PASSAGE =>

--- begin ---

Dogeaters
- First edition
- Author: Jessica Hagedorn
- Cover artist: Stephanie Bart-Horvath
- Language: English
- Genre: Novel
- Publisher: Pantheon Books
- Publication date: March 1990
- Publication place: United States
- Media type: Print (hardback & paperback)
- Pages: 251 pp (first edition, hardback)
- ISBN: 978-0-394-57498-1 (first edition, hardback)
- OCLC: 20056281
- Dewey Decimal: 813/.54 20
- LC Class: PS3558.A3228 D64 1990

= Dogeaters =

1990 novel by Jessica Hagedorn

Dogeaters is a novel written by Jessica Hagedorn and published in 1990. Hagedorn also adapted her novel into a play by the same name. Dogeaters, set in the late 1950s in Manila (the capital of the Philippines), addresses several social, political and cultural issues present in the Philippines during the 1950s.

--- end ---

WORK TO COMPLETE =>
**A)** Could you give back the whole Dogeaters text, word for word?
**B)** Recast the records from their first line up to and including the line with "- y-axis-title: Power" as a JSON list of strings, one string per line, leaving out blank lines.

RECORDS FOR THE EXERCISE =>
--- begin ---

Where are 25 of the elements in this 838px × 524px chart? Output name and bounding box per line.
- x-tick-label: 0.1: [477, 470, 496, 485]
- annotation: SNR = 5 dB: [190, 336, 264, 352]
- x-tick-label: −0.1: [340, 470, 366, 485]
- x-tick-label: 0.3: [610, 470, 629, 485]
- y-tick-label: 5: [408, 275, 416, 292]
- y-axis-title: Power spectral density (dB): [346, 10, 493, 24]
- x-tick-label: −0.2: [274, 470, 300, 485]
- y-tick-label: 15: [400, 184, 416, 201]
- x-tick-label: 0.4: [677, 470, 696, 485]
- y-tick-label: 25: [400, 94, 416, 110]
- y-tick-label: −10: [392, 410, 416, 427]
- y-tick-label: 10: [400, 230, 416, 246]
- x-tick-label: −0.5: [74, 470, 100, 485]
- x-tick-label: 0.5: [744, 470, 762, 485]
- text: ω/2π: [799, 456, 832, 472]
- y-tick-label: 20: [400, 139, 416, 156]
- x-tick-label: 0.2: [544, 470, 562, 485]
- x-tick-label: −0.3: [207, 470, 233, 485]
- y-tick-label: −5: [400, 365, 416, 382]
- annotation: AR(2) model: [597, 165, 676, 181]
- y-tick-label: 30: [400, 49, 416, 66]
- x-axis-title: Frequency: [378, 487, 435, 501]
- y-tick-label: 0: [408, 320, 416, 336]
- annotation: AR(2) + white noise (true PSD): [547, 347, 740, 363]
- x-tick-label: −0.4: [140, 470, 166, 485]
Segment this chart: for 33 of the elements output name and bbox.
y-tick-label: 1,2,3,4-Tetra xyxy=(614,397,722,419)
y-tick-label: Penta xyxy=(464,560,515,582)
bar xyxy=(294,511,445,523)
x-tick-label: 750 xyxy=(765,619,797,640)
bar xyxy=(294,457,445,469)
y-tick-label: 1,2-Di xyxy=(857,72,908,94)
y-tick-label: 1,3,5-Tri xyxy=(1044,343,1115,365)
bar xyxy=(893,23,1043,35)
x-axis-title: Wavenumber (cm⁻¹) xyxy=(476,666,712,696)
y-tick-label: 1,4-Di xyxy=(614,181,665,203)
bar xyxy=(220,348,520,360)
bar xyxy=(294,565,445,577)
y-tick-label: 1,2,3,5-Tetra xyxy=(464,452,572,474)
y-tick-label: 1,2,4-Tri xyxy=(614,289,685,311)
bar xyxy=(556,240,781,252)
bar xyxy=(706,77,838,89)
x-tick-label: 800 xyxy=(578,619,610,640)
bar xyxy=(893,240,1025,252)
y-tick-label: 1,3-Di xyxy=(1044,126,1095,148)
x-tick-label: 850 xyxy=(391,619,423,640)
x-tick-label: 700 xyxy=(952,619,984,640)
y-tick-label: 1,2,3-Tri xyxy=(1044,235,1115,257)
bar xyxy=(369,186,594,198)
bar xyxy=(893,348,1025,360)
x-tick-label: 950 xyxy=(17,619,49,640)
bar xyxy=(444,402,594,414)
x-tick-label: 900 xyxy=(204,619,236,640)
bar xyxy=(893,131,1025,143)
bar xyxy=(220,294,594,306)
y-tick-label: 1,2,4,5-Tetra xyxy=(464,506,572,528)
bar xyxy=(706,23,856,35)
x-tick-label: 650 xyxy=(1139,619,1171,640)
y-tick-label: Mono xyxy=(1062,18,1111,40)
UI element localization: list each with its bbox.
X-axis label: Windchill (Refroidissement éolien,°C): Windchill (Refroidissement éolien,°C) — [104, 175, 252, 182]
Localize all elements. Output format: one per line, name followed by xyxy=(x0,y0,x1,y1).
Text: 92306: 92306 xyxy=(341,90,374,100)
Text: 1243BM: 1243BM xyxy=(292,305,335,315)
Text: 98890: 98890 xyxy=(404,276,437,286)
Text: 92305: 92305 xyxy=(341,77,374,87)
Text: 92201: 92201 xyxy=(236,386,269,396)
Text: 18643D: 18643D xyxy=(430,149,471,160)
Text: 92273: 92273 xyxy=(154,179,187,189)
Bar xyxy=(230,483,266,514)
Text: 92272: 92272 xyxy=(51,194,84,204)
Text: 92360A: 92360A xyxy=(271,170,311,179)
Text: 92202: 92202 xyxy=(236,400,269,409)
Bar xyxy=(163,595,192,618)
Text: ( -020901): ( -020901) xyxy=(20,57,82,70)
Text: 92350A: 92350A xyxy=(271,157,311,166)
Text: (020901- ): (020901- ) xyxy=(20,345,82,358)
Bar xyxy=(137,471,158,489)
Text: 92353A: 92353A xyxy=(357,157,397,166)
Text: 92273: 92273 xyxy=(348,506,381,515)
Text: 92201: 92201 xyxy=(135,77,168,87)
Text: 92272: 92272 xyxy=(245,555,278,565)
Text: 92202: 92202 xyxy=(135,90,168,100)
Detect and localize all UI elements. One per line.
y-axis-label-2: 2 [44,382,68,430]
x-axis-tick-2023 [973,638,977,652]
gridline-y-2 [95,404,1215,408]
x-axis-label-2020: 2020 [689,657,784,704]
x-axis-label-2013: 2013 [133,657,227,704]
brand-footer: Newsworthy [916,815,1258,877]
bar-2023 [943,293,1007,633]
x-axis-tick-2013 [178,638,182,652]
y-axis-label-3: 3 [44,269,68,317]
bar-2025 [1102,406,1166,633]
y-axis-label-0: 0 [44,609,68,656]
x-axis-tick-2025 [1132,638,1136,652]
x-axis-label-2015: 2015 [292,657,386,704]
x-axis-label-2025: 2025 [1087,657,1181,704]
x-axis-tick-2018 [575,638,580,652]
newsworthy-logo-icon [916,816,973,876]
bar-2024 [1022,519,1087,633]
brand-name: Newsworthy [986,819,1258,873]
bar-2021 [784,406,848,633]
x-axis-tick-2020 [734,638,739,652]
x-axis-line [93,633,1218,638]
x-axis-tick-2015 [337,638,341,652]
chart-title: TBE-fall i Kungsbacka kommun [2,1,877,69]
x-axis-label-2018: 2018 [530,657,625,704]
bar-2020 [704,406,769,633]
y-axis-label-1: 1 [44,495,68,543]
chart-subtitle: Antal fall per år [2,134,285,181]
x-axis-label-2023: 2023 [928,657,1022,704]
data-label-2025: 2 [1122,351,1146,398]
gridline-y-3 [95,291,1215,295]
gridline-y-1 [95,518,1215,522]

--- end ---

RESULTS IN ORDER =>
**A)**
Dogeaters
- First edition
- Author: Jessica Hagedorn
- Cover artist: Stephanie Bart-Horvath
- Language: English
- Genre: Novel
- Publisher: Pantheon Books
- Publication date: March 1990
- Publication place: United States
- Media type: Print (hardback & paperback)
- Pages: 251 pp (first edition, hardback)
- ISBN: 978-0-394-57498-1 (first edition, hardback)
- OCLC: 20056281
- Dewey Decimal: 813/.54 20
- LC Class: PS3558.A3228 D64 1990

= Dogeaters =

1990 novel by Jessica Hagedorn

Dogeaters is a novel written by Jessica Hagedorn and published in 1990. Hagedorn also adapted her novel into a play by the same name. Dogeaters, set in the late 1950s in Manila (the capital of the Philippines), addresses several social, political and cultural issues present in the Philippines during the 1950s.

**B)**
[
  "Where are 25 of the elements in this 838px × 524px chart? Output name and bounding box per line.",
  "- x-tick-label: 0.1: [477, 470, 496, 485]",
  "- annotation: SNR = 5 dB: [190, 336, 264, 352]",
  "- x-tick-label: −0.1: [340, 470, 366, 485]",
  "- x-tick-label: 0.3: [610, 470, 629, 485]",
  "- y-tick-label: 5: [408, 275, 416, 292]",
  "- y-axis-title: Power spectral density (dB): [346, 10, 493, 24]"
]